---------- Extracted information

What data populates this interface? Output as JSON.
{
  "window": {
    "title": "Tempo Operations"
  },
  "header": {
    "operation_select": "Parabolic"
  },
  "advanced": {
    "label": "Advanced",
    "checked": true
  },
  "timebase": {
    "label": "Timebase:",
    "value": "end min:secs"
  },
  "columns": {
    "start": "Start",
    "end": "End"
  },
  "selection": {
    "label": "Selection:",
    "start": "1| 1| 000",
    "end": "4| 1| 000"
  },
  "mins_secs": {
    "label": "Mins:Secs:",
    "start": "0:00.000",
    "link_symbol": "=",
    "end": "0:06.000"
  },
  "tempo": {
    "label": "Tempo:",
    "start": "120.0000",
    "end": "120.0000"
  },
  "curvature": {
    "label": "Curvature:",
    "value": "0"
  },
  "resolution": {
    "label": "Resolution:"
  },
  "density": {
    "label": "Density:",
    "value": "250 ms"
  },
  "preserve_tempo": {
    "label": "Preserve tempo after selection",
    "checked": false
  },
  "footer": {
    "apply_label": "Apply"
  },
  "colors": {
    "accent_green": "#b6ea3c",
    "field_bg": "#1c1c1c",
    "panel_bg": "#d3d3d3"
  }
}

--------------------

» Stated problem
Go through the listing and print each line exactly as it appears.

» Written reply
What data populates this interface? Output as JSON.
{
  "window": {
    "title": "Tempo Operations"
  },
  "header": {
    "operation_select": "Parabolic"
  },
  "advanced": {
    "label": "Advanced",
    "checked": true
  },
  "timebase": {
    "label": "Timebase:",
    "value": "end min:secs"
  },
  "columns": {
    "start": "Start",
    "end": "End"
  },
  "selection": {
    "label": "Selection:",
    "start": "1| 1| 000",
    "end": "4| 1| 000"
  },
  "mins_secs": {
    "label": "Mins:Secs:",
    "start": "0:00.000",
    "link_symbol": "=",
    "end": "0:06.000"
  },
  "tempo": {
    "label": "Tempo:",
    "start": "120.0000",
    "end": "120.0000"
  },
  "curvature": {
    "label": "Curvature:",
    "value": "0"
  },
  "resolution": {
    "label": "Resolution:"
  },
  "density": {
    "label": "Density:",
    "value": "250 ms"
  },
  "preserve_tempo": {
    "label": "Preserve tempo after selection",
    "checked": false
  },
  "footer": {
    "apply_label": "Apply"
  },
  "colors": {
    "accent_green": "#b6ea3c",
    "field_bg": "#1c1c1c",
    "panel_bg": "#d3d3d3"
  }
}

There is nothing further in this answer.